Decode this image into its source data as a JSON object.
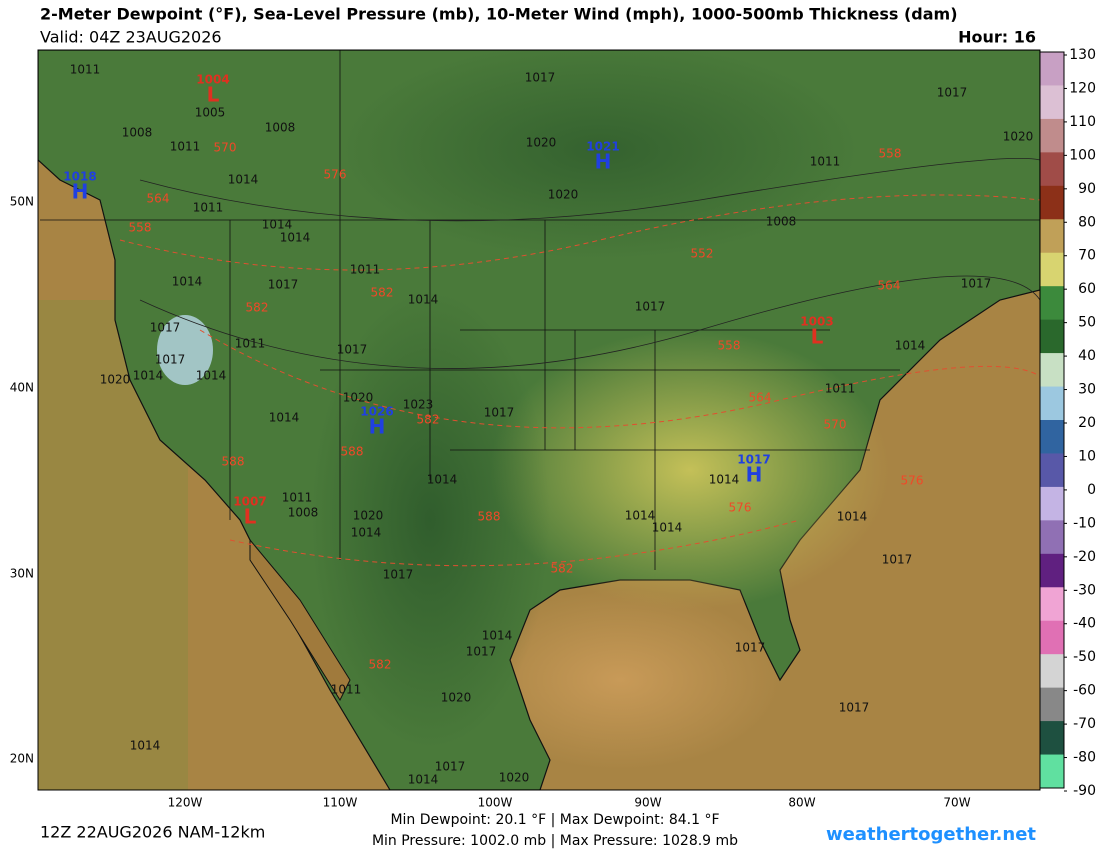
{
  "header": {
    "title": "2-Meter Dewpoint (°F), Sea-Level Pressure (mb), 10-Meter Wind (mph), 1000-500mb Thickness (dam)",
    "valid": "Valid: 04Z 23AUG2026",
    "hour": "Hour: 16"
  },
  "colorbar": {
    "ticks": [
      130,
      120,
      110,
      100,
      90,
      80,
      70,
      60,
      50,
      40,
      30,
      20,
      10,
      0,
      -10,
      -20,
      -30,
      -40,
      -50,
      -60,
      -70,
      -80,
      -90
    ],
    "colors": [
      "#c8a0c4",
      "#dcc0d4",
      "#c08c8c",
      "#a04c48",
      "#8c3018",
      "#c0a058",
      "#d8d470",
      "#3c8a3c",
      "#2a682c",
      "#c8e0c4",
      "#9cc8e0",
      "#3064a0",
      "#5858a8",
      "#c4b4e4",
      "#9070b4",
      "#602080",
      "#f0a4d4",
      "#e070b4",
      "#d4d4d4",
      "#888888",
      "#1e5040",
      "#60e0a0"
    ]
  },
  "axes": {
    "lon": [
      "120W",
      "110W",
      "100W",
      "90W",
      "80W",
      "70W"
    ],
    "lat": [
      "50N",
      "40N",
      "30N",
      "20N"
    ]
  },
  "centers": [
    {
      "letter": "L",
      "value": "1004"
    },
    {
      "letter": "H",
      "value": "1018"
    },
    {
      "letter": "H",
      "value": "1021"
    },
    {
      "letter": "L",
      "value": "1007"
    },
    {
      "letter": "H",
      "value": "1026"
    },
    {
      "letter": "H",
      "value": "1017"
    },
    {
      "letter": "L",
      "value": "1003"
    }
  ],
  "isobars": [
    "1011",
    "1005",
    "1008",
    "1008",
    "1011",
    "1014",
    "1011",
    "1014",
    "1014",
    "1014",
    "1017",
    "1011",
    "1014",
    "1017",
    "1011",
    "1017",
    "1017",
    "1014",
    "1020",
    "1014",
    "1014",
    "1020",
    "1023",
    "1017",
    "1011",
    "1008",
    "1020",
    "1014",
    "1014",
    "1017",
    "1011",
    "1014",
    "1020",
    "1017",
    "1014",
    "1014",
    "1017",
    "1020",
    "1017",
    "1020",
    "1020",
    "1017",
    "1008",
    "1011",
    "1017",
    "1020",
    "1017",
    "1014",
    "1011",
    "1014",
    "1014",
    "1014",
    "1014",
    "1017",
    "1017",
    "1017"
  ],
  "thickness": [
    "570",
    "576",
    "564",
    "558",
    "582",
    "582",
    "552",
    "558",
    "564",
    "558",
    "564",
    "570",
    "582",
    "588",
    "588",
    "588",
    "582",
    "576",
    "576",
    "582"
  ],
  "footer": {
    "run": "12Z 22AUG2026 NAM-12km",
    "dewpoint": "Min Dewpoint:  20.1 °F | Max Dewpoint:  84.1 °F",
    "pressure": "Min Pressure: 1002.0 mb | Max Pressure: 1028.9 mb",
    "site": "weathertogether.net"
  }
}
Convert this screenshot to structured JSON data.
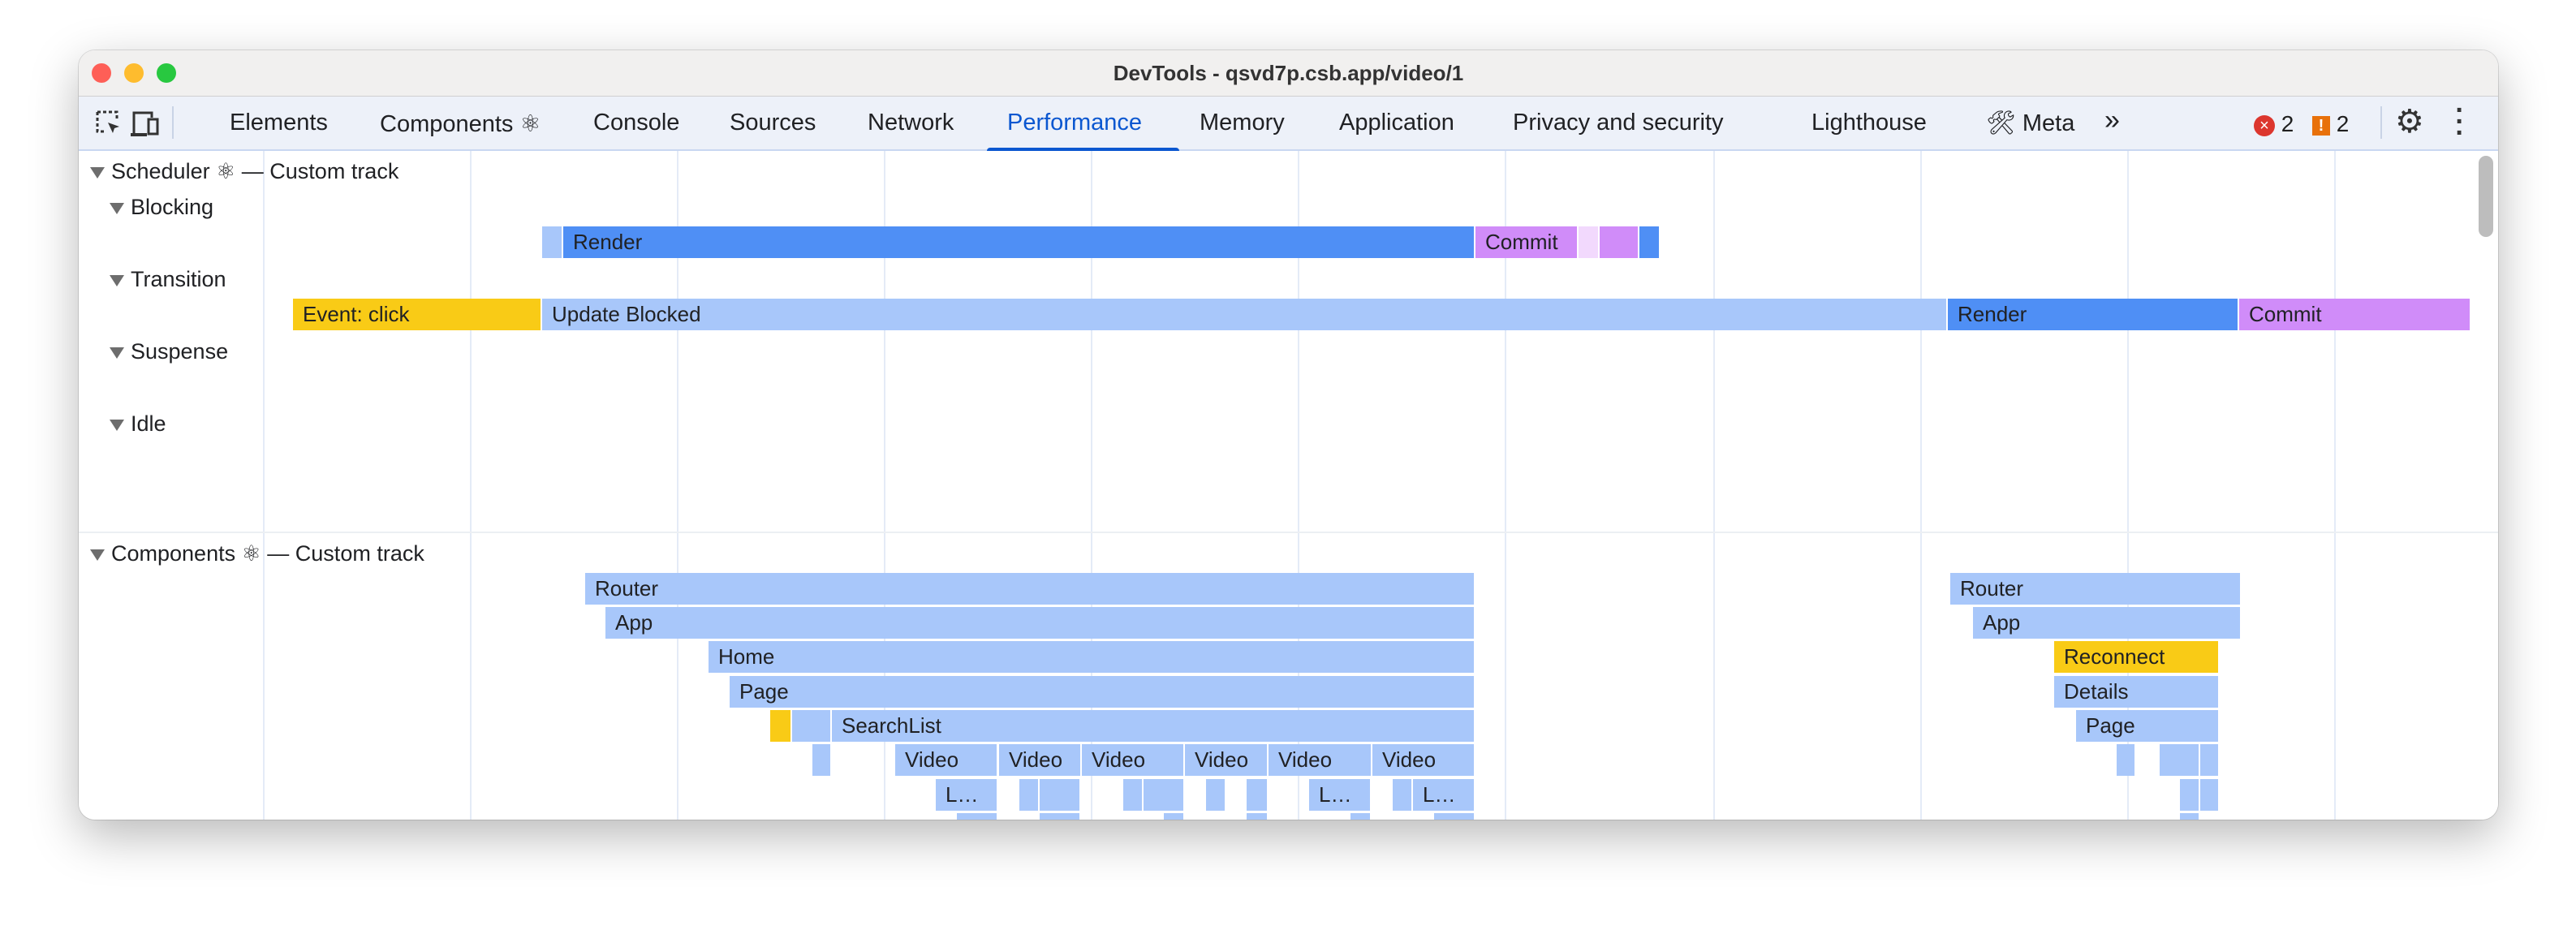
{
  "window": {
    "title": "DevTools - qsvd7p.csb.app/video/1"
  },
  "toolbar": {
    "tabs": [
      {
        "label": "Elements"
      },
      {
        "label": "Components ⚛"
      },
      {
        "label": "Console"
      },
      {
        "label": "Sources"
      },
      {
        "label": "Network"
      },
      {
        "label": "Performance",
        "active": true
      },
      {
        "label": "Memory"
      },
      {
        "label": "Application"
      },
      {
        "label": "Privacy and security"
      },
      {
        "label": "Lighthouse"
      },
      {
        "label": "Meta",
        "icon": "hammer-wrench-icon"
      }
    ],
    "more": "»",
    "errors": "2",
    "warnings": "2",
    "accent": "#0b57d0"
  },
  "scheduler": {
    "title": "Scheduler ⚛ — Custom track",
    "lanes": [
      "Blocking",
      "Transition",
      "Suspense",
      "Idle"
    ],
    "blocking": {
      "render": "Render",
      "commit": "Commit"
    },
    "transition": {
      "event": "Event: click",
      "blocked": "Update Blocked",
      "render": "Render",
      "commit": "Commit"
    }
  },
  "components": {
    "title": "Components ⚛ — Custom track",
    "left": {
      "router": "Router",
      "app": "App",
      "home": "Home",
      "page": "Page",
      "searchlist": "SearchList",
      "video": "Video",
      "truncated": "L…"
    },
    "right": {
      "router": "Router",
      "app": "App",
      "reconnect": "Reconnect",
      "details": "Details",
      "page": "Page"
    }
  },
  "colors": {
    "light_blue": "#a8c7fa",
    "blue": "#4f8ff5",
    "yellow": "#f9cb16",
    "purple": "#d08cf9"
  }
}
+--
**Task to carry out**.
Give the number of lines in the material above that have the word "data" in them, and nothing more.

**Solved problem**.
2